**DATASET EXTRACT:**
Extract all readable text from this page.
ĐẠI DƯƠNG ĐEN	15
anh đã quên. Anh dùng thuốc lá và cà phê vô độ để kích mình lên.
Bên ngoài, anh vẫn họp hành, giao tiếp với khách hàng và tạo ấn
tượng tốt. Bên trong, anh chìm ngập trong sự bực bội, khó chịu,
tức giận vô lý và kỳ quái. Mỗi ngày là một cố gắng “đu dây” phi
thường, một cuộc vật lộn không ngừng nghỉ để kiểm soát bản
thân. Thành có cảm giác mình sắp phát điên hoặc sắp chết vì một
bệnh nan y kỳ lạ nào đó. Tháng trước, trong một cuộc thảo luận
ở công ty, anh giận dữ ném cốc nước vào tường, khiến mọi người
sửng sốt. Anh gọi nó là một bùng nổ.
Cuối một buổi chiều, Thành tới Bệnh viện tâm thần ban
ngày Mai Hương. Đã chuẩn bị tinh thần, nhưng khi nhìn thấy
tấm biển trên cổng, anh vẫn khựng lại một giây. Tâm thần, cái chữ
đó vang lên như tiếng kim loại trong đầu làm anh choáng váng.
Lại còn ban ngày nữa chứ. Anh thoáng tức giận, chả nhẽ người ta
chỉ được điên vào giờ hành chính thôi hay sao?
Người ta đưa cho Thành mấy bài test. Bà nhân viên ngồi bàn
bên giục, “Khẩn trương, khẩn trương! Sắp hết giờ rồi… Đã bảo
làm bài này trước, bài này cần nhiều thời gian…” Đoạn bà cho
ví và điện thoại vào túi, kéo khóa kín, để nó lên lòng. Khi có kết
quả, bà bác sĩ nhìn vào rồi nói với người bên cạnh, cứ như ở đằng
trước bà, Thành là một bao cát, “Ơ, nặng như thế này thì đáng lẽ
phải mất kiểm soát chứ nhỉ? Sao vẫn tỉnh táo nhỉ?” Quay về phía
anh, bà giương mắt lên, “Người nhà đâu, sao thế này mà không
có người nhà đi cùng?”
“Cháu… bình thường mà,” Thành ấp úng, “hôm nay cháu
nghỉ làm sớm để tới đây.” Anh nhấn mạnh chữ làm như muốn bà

**YOUR INSTRUCTIONS:**
Your task is to repeat each line of the material exactly.

**SOLVED EXERCISE:**
Extract all readable text from this page.
ĐẠI DƯƠNG ĐEN	15
anh đã quên. Anh dùng thuốc lá và cà phê vô độ để kích mình lên.
Bên ngoài, anh vẫn họp hành, giao tiếp với khách hàng và tạo ấn
tượng tốt. Bên trong, anh chìm ngập trong sự bực bội, khó chịu,
tức giận vô lý và kỳ quái. Mỗi ngày là một cố gắng “đu dây” phi
thường, một cuộc vật lộn không ngừng nghỉ để kiểm soát bản
thân. Thành có cảm giác mình sắp phát điên hoặc sắp chết vì một
bệnh nan y kỳ lạ nào đó. Tháng trước, trong một cuộc thảo luận
ở công ty, anh giận dữ ném cốc nước vào tường, khiến mọi người
sửng sốt. Anh gọi nó là một bùng nổ.
Cuối một buổi chiều, Thành tới Bệnh viện tâm thần ban
ngày Mai Hương. Đã chuẩn bị tinh thần, nhưng khi nhìn thấy
tấm biển trên cổng, anh vẫn khựng lại một giây. Tâm thần, cái chữ
đó vang lên như tiếng kim loại trong đầu làm anh choáng váng.
Lại còn ban ngày nữa chứ. Anh thoáng tức giận, chả nhẽ người ta
chỉ được điên vào giờ hành chính thôi hay sao?
Người ta đưa cho Thành mấy bài test. Bà nhân viên ngồi bàn
bên giục, “Khẩn trương, khẩn trương! Sắp hết giờ rồi… Đã bảo
làm bài này trước, bài này cần nhiều thời gian…” Đoạn bà cho
ví và điện thoại vào túi, kéo khóa kín, để nó lên lòng. Khi có kết
quả, bà bác sĩ nhìn vào rồi nói với người bên cạnh, cứ như ở đằng
trước bà, Thành là một bao cát, “Ơ, nặng như thế này thì đáng lẽ
phải mất kiểm soát chứ nhỉ? Sao vẫn tỉnh táo nhỉ?” Quay về phía
anh, bà giương mắt lên, “Người nhà đâu, sao thế này mà không
có người nhà đi cùng?”
“Cháu… bình thường mà,” Thành ấp úng, “hôm nay cháu
nghỉ làm sớm để tới đây.” Anh nhấn mạnh chữ làm như muốn bà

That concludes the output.